Give the listing again character for character, but drop the images.

--- Data ---

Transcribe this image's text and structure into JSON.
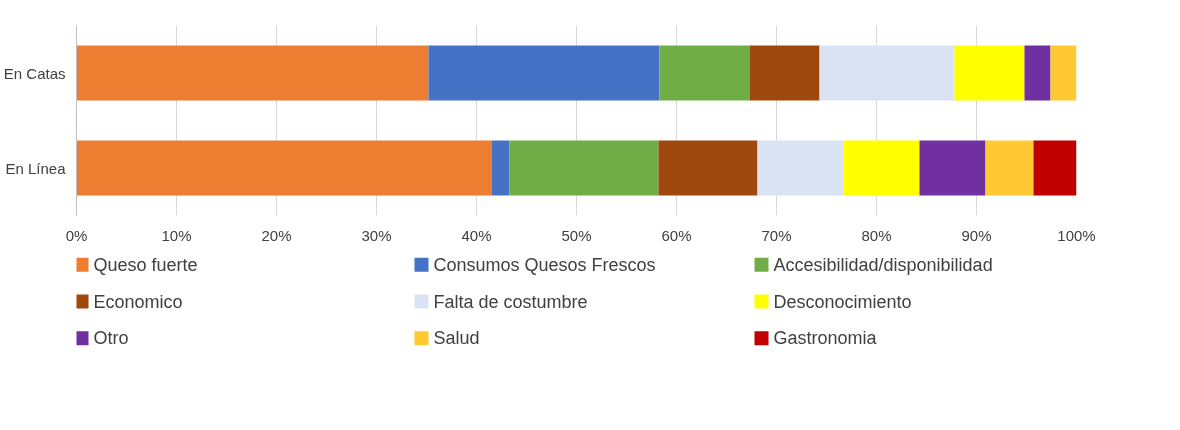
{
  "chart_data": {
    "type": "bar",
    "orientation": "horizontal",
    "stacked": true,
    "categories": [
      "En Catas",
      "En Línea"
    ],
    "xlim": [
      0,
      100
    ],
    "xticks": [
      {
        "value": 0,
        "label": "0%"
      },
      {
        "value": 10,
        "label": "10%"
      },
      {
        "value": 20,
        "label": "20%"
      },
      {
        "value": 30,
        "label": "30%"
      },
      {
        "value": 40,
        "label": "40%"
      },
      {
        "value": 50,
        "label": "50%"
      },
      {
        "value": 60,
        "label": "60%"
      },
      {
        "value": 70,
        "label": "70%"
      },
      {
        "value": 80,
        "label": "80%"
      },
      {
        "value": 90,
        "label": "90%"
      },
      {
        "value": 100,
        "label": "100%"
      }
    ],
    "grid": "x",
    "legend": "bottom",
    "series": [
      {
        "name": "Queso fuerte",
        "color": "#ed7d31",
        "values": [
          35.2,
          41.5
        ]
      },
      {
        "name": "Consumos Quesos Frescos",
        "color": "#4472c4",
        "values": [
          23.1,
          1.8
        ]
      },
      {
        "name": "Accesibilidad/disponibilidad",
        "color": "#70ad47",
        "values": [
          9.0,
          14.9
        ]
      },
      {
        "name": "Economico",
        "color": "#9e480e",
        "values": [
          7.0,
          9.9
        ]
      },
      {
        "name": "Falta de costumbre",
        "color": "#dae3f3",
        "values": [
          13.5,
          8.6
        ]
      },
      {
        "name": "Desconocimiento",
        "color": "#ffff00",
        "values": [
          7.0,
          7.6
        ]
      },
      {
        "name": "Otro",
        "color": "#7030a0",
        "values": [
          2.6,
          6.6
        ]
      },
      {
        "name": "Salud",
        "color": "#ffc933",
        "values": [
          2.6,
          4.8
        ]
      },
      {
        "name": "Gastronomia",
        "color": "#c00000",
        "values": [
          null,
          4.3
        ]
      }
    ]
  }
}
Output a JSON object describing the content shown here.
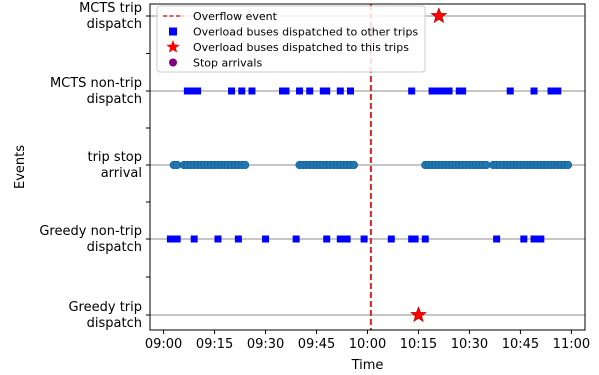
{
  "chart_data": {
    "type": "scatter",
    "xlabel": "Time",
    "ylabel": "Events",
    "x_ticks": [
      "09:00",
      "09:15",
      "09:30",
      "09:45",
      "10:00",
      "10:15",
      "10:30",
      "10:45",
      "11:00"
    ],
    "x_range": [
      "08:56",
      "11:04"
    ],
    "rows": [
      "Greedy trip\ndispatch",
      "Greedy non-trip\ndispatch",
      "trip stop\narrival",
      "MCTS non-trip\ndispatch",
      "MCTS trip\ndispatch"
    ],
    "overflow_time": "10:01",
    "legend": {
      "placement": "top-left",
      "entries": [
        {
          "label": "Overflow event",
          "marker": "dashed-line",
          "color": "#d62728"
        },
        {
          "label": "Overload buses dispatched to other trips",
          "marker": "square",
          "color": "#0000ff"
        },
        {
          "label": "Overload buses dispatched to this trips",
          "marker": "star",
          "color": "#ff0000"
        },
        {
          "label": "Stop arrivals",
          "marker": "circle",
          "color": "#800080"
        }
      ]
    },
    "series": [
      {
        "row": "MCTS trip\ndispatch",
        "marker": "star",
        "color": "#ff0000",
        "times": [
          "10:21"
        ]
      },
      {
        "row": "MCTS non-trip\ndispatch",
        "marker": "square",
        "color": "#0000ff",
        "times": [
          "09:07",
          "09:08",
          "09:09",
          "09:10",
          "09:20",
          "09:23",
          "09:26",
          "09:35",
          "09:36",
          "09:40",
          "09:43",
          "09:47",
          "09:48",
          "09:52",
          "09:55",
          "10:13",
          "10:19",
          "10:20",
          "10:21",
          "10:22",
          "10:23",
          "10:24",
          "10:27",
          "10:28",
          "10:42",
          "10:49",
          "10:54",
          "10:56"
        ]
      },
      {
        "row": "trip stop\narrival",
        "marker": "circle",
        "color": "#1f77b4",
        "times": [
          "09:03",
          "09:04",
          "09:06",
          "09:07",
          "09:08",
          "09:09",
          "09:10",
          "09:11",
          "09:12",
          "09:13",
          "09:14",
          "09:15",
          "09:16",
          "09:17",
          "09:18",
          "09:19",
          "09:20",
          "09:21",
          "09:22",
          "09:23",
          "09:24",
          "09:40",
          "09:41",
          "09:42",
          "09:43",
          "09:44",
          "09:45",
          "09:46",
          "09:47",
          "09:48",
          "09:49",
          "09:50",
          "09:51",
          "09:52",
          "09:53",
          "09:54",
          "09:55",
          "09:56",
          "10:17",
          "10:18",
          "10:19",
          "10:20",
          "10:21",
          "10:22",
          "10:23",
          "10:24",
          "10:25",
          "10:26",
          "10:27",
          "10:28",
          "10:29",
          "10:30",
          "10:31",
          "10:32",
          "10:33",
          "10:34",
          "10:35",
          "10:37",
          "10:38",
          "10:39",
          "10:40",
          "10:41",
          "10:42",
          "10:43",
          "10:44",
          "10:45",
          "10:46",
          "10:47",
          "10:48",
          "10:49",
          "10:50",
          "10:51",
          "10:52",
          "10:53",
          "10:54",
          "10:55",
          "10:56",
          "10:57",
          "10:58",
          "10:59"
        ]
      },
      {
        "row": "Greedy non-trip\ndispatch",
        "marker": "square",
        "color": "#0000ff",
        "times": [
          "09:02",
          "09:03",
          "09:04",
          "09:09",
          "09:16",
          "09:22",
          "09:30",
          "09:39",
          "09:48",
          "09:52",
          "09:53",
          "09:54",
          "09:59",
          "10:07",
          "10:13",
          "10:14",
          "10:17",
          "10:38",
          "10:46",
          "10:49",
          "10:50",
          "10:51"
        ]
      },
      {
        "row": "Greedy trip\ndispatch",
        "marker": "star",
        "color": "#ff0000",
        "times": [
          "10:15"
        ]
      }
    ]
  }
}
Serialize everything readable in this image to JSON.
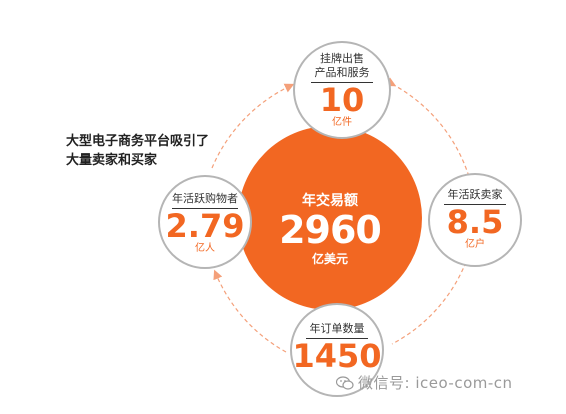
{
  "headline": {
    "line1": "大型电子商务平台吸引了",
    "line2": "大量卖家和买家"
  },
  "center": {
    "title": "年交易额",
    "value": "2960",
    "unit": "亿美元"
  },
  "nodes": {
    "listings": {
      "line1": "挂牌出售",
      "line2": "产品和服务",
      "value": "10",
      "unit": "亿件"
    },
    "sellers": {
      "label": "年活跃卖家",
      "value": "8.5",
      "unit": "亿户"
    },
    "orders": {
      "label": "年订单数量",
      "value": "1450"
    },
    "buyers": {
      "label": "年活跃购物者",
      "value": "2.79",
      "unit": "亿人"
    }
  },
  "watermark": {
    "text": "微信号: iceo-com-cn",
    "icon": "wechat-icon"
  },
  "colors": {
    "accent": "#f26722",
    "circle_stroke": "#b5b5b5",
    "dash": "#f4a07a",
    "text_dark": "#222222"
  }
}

---

◆ Exercise output ◆
Transcribe this image's text and structure into JSON.
{
  "chart_data": {
    "type": "bar",
    "orientation": "horizontal",
    "stacked": true,
    "categories": [
      "En Catas",
      "En Línea"
    ],
    "xlim": [
      0,
      100
    ],
    "xticks": [
      {
        "value": 0,
        "label": "0%"
      },
      {
        "value": 10,
        "label": "10%"
      },
      {
        "value": 20,
        "label": "20%"
      },
      {
        "value": 30,
        "label": "30%"
      },
      {
        "value": 40,
        "label": "40%"
      },
      {
        "value": 50,
        "label": "50%"
      },
      {
        "value": 60,
        "label": "60%"
      },
      {
        "value": 70,
        "label": "70%"
      },
      {
        "value": 80,
        "label": "80%"
      },
      {
        "value": 90,
        "label": "90%"
      },
      {
        "value": 100,
        "label": "100%"
      }
    ],
    "grid": "x",
    "legend": "bottom",
    "series": [
      {
        "name": "Queso fuerte",
        "color": "#ed7d31",
        "values": [
          35.2,
          41.5
        ]
      },
      {
        "name": "Consumos Quesos Frescos",
        "color": "#4472c4",
        "values": [
          23.1,
          1.8
        ]
      },
      {
        "name": "Accesibilidad/disponibilidad",
        "color": "#70ad47",
        "values": [
          9.0,
          14.9
        ]
      },
      {
        "name": "Economico",
        "color": "#9e480e",
        "values": [
          7.0,
          9.9
        ]
      },
      {
        "name": "Falta de costumbre",
        "color": "#dae3f3",
        "values": [
          13.5,
          8.6
        ]
      },
      {
        "name": "Desconocimiento",
        "color": "#ffff00",
        "values": [
          7.0,
          7.6
        ]
      },
      {
        "name": "Otro",
        "color": "#7030a0",
        "values": [
          2.6,
          6.6
        ]
      },
      {
        "name": "Salud",
        "color": "#ffc933",
        "values": [
          2.6,
          4.8
        ]
      },
      {
        "name": "Gastronomia",
        "color": "#c00000",
        "values": [
          null,
          4.3
        ]
      }
    ]
  }
}
Output a JSON object describing the content shown here.
{
  "chart_data": {
    "type": "scatter",
    "xlabel": "Time",
    "ylabel": "Events",
    "x_ticks": [
      "09:00",
      "09:15",
      "09:30",
      "09:45",
      "10:00",
      "10:15",
      "10:30",
      "10:45",
      "11:00"
    ],
    "x_range": [
      "08:56",
      "11:04"
    ],
    "rows": [
      "Greedy trip\ndispatch",
      "Greedy non-trip\ndispatch",
      "trip stop\narrival",
      "MCTS non-trip\ndispatch",
      "MCTS trip\ndispatch"
    ],
    "overflow_time": "10:01",
    "legend": {
      "placement": "top-left",
      "entries": [
        {
          "label": "Overflow event",
          "marker": "dashed-line",
          "color": "#d62728"
        },
        {
          "label": "Overload buses dispatched to other trips",
          "marker": "square",
          "color": "#0000ff"
        },
        {
          "label": "Overload buses dispatched to this trips",
          "marker": "star",
          "color": "#ff0000"
        },
        {
          "label": "Stop arrivals",
          "marker": "circle",
          "color": "#800080"
        }
      ]
    },
    "series": [
      {
        "row": "MCTS trip\ndispatch",
        "marker": "star",
        "color": "#ff0000",
        "times": [
          "10:21"
        ]
      },
      {
        "row": "MCTS non-trip\ndispatch",
        "marker": "square",
        "color": "#0000ff",
        "times": [
          "09:07",
          "09:08",
          "09:09",
          "09:10",
          "09:20",
          "09:23",
          "09:26",
          "09:35",
          "09:36",
          "09:40",
          "09:43",
          "09:47",
          "09:48",
          "09:52",
          "09:55",
          "10:13",
          "10:19",
          "10:20",
          "10:21",
          "10:22",
          "10:23",
          "10:24",
          "10:27",
          "10:28",
          "10:42",
          "10:49",
          "10:54",
          "10:56"
        ]
      },
      {
        "row": "trip stop\narrival",
        "marker": "circle",
        "color": "#1f77b4",
        "times": [
          "09:03",
          "09:04",
          "09:06",
          "09:07",
          "09:08",
          "09:09",
          "09:10",
          "09:11",
          "09:12",
          "09:13",
          "09:14",
          "09:15",
          "09:16",
          "09:17",
          "09:18",
          "09:19",
          "09:20",
          "09:21",
          "09:22",
          "09:23",
          "09:24",
          "09:40",
          "09:41",
          "09:42",
          "09:43",
          "09:44",
          "09:45",
          "09:46",
          "09:47",
          "09:48",
          "09:49",
          "09:50",
          "09:51",
          "09:52",
          "09:53",
          "09:54",
          "09:55",
          "09:56",
          "10:17",
          "10:18",
          "10:19",
          "10:20",
          "10:21",
          "10:22",
          "10:23",
          "10:24",
          "10:25",
          "10:26",
          "10:27",
          "10:28",
          "10:29",
          "10:30",
          "10:31",
          "10:32",
          "10:33",
          "10:34",
          "10:35",
          "10:37",
          "10:38",
          "10:39",
          "10:40",
          "10:41",
          "10:42",
          "10:43",
          "10:44",
          "10:45",
          "10:46",
          "10:47",
          "10:48",
          "10:49",
          "10:50",
          "10:51",
          "10:52",
          "10:53",
          "10:54",
          "10:55",
          "10:56",
          "10:57",
          "10:58",
          "10:59"
        ]
      },
      {
        "row": "Greedy non-trip\ndispatch",
        "marker": "square",
        "color": "#0000ff",
        "times": [
          "09:02",
          "09:03",
          "09:04",
          "09:09",
          "09:16",
          "09:22",
          "09:30",
          "09:39",
          "09:48",
          "09:52",
          "09:53",
          "09:54",
          "09:59",
          "10:07",
          "10:13",
          "10:14",
          "10:17",
          "10:38",
          "10:46",
          "10:49",
          "10:50",
          "10:51"
        ]
      },
      {
        "row": "Greedy trip\ndispatch",
        "marker": "star",
        "color": "#ff0000",
        "times": [
          "10:15"
        ]
      }
    ]
  }
}
Serialize everything readable in this image to JSON.
{
  "headline": {
    "line1": "大型电子商务平台吸引了",
    "line2": "大量卖家和买家"
  },
  "center": {
    "title": "年交易额",
    "value": "2960",
    "unit": "亿美元"
  },
  "nodes": {
    "listings": {
      "line1": "挂牌出售",
      "line2": "产品和服务",
      "value": "10",
      "unit": "亿件"
    },
    "sellers": {
      "label": "年活跃卖家",
      "value": "8.5",
      "unit": "亿户"
    },
    "orders": {
      "label": "年订单数量",
      "value": "1450"
    },
    "buyers": {
      "label": "年活跃购物者",
      "value": "2.79",
      "unit": "亿人"
    }
  },
  "watermark": {
    "text": "微信号: iceo-com-cn",
    "icon": "wechat-icon"
  },
  "colors": {
    "accent": "#f26722",
    "circle_stroke": "#b5b5b5",
    "dash": "#f4a07a",
    "text_dark": "#222222"
  }
}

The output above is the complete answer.